-- Start --
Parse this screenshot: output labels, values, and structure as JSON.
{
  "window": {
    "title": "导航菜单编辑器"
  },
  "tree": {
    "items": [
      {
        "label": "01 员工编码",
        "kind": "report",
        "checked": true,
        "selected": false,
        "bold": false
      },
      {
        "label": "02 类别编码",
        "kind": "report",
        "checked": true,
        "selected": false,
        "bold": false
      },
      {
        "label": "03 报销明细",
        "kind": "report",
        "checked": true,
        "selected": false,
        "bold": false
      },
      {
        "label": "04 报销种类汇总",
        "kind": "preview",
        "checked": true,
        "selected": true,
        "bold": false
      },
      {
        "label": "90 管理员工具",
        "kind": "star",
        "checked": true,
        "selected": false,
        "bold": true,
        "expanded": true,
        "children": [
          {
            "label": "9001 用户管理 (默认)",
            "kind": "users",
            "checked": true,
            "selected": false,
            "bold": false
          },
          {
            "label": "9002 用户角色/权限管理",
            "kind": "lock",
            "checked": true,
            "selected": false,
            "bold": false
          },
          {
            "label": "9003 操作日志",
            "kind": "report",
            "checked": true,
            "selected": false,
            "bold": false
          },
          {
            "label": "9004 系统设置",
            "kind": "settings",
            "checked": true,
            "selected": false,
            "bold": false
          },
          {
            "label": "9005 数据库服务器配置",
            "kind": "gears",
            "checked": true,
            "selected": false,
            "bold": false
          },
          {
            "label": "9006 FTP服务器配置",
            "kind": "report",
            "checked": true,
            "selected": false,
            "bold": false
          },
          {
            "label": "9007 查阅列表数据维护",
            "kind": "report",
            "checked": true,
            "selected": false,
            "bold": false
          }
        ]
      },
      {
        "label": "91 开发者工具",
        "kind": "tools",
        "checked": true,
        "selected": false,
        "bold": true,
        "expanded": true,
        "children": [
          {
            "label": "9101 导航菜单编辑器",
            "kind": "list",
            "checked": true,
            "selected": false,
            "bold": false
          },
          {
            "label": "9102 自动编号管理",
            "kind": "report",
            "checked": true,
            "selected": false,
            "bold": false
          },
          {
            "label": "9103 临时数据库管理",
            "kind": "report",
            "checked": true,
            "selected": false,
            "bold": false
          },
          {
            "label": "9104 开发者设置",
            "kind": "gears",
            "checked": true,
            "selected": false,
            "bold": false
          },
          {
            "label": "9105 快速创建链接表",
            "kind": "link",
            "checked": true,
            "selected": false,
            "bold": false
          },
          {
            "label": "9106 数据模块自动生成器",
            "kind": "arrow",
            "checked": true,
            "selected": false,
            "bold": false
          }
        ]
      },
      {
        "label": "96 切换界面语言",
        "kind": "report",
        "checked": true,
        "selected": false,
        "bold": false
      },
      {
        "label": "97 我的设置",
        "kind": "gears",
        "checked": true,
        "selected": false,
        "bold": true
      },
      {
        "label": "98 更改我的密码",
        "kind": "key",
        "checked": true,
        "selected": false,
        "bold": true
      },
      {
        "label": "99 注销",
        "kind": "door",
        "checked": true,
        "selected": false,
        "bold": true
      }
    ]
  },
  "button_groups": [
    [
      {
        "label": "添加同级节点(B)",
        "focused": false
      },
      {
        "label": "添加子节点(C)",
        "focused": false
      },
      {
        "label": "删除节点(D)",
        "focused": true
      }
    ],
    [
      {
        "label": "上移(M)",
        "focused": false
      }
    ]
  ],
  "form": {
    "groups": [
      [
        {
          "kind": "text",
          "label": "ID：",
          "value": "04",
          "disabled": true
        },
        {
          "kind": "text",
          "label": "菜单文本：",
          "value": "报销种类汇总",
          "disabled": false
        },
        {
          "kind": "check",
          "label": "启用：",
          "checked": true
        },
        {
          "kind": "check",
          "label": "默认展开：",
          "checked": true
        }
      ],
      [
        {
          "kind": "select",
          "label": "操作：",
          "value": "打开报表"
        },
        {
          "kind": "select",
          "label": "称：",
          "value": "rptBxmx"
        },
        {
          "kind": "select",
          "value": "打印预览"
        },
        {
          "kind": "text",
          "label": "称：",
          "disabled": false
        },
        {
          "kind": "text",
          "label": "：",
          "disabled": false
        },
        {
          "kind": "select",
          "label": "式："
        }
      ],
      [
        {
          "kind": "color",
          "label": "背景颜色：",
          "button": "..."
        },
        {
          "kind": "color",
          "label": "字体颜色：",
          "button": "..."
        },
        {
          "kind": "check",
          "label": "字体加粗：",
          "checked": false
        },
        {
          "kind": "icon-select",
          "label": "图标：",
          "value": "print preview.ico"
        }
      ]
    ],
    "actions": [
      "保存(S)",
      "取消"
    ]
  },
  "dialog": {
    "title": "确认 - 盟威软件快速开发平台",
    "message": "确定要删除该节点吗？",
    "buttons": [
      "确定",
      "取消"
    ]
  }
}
-- End --
▶ _Set problem_:
Print the material once more, exactly.

▶ _Worked solution_:
Parse this screenshot: output labels, values, and structure as JSON.
{
  "window": {
    "title": "导航菜单编辑器"
  },
  "tree": {
    "items": [
      {
        "label": "01 员工编码",
        "kind": "report",
        "checked": true,
        "selected": false,
        "bold": false
      },
      {
        "label": "02 类别编码",
        "kind": "report",
        "checked": true,
        "selected": false,
        "bold": false
      },
      {
        "label": "03 报销明细",
        "kind": "report",
        "checked": true,
        "selected": false,
        "bold": false
      },
      {
        "label": "04 报销种类汇总",
        "kind": "preview",
        "checked": true,
        "selected": true,
        "bold": false
      },
      {
        "label": "90 管理员工具",
        "kind": "star",
        "checked": true,
        "selected": false,
        "bold": true,
        "expanded": true,
        "children": [
          {
            "label": "9001 用户管理 (默认)",
            "kind": "users",
            "checked": true,
            "selected": false,
            "bold": false
          },
          {
            "label": "9002 用户角色/权限管理",
            "kind": "lock",
            "checked": true,
            "selected": false,
            "bold": false
          },
          {
            "label": "9003 操作日志",
            "kind": "report",
            "checked": true,
            "selected": false,
            "bold": false
          },
          {
            "label": "9004 系统设置",
            "kind": "settings",
            "checked": true,
            "selected": false,
            "bold": false
          },
          {
            "label": "9005 数据库服务器配置",
            "kind": "gears",
            "checked": true,
            "selected": false,
            "bold": false
          },
          {
            "label": "9006 FTP服务器配置",
            "kind": "report",
            "checked": true,
            "selected": false,
            "bold": false
          },
          {
            "label": "9007 查阅列表数据维护",
            "kind": "report",
            "checked": true,
            "selected": false,
            "bold": false
          }
        ]
      },
      {
        "label": "91 开发者工具",
        "kind": "tools",
        "checked": true,
        "selected": false,
        "bold": true,
        "expanded": true,
        "children": [
          {
            "label": "9101 导航菜单编辑器",
            "kind": "list",
            "checked": true,
            "selected": false,
            "bold": false
          },
          {
            "label": "9102 自动编号管理",
            "kind": "report",
            "checked": true,
            "selected": false,
            "bold": false
          },
          {
            "label": "9103 临时数据库管理",
            "kind": "report",
            "checked": true,
            "selected": false,
            "bold": false
          },
          {
            "label": "9104 开发者设置",
            "kind": "gears",
            "checked": true,
            "selected": false,
            "bold": false
          },
          {
            "label": "9105 快速创建链接表",
            "kind": "link",
            "checked": true,
            "selected": false,
            "bold": false
          },
          {
            "label": "9106 数据模块自动生成器",
            "kind": "arrow",
            "checked": true,
            "selected": false,
            "bold": false
          }
        ]
      },
      {
        "label": "96 切换界面语言",
        "kind": "report",
        "checked": true,
        "selected": false,
        "bold": false
      },
      {
        "label": "97 我的设置",
        "kind": "gears",
        "checked": true,
        "selected": false,
        "bold": true
      },
      {
        "label": "98 更改我的密码",
        "kind": "key",
        "checked": true,
        "selected": false,
        "bold": true
      },
      {
        "label": "99 注销",
        "kind": "door",
        "checked": true,
        "selected": false,
        "bold": true
      }
    ]
  },
  "button_groups": [
    [
      {
        "label": "添加同级节点(B)",
        "focused": false
      },
      {
        "label": "添加子节点(C)",
        "focused": false
      },
      {
        "label": "删除节点(D)",
        "focused": true
      }
    ],
    [
      {
        "label": "上移(M)",
        "focused": false
      }
    ]
  ],
  "form": {
    "groups": [
      [
        {
          "kind": "text",
          "label": "ID：",
          "value": "04",
          "disabled": true
        },
        {
          "kind": "text",
          "label": "菜单文本：",
          "value": "报销种类汇总",
          "disabled": false
        },
        {
          "kind": "check",
          "label": "启用：",
          "checked": true
        },
        {
          "kind": "check",
          "label": "默认展开：",
          "checked": true
        }
      ],
      [
        {
          "kind": "select",
          "label": "操作：",
          "value": "打开报表"
        },
        {
          "kind": "select",
          "label": "称：",
          "value": "rptBxmx"
        },
        {
          "kind": "select",
          "value": "打印预览"
        },
        {
          "kind": "text",
          "label": "称：",
          "disabled": false
        },
        {
          "kind": "text",
          "label": "：",
          "disabled": false
        },
        {
          "kind": "select",
          "label": "式："
        }
      ],
      [
        {
          "kind": "color",
          "label": "背景颜色：",
          "button": "..."
        },
        {
          "kind": "color",
          "label": "字体颜色：",
          "button": "..."
        },
        {
          "kind": "check",
          "label": "字体加粗：",
          "checked": false
        },
        {
          "kind": "icon-select",
          "label": "图标：",
          "value": "print preview.ico"
        }
      ]
    ],
    "actions": [
      "保存(S)",
      "取消"
    ]
  },
  "dialog": {
    "title": "确认 - 盟威软件快速开发平台",
    "message": "确定要删除该节点吗？",
    "buttons": [
      "确定",
      "取消"
    ]
  }
}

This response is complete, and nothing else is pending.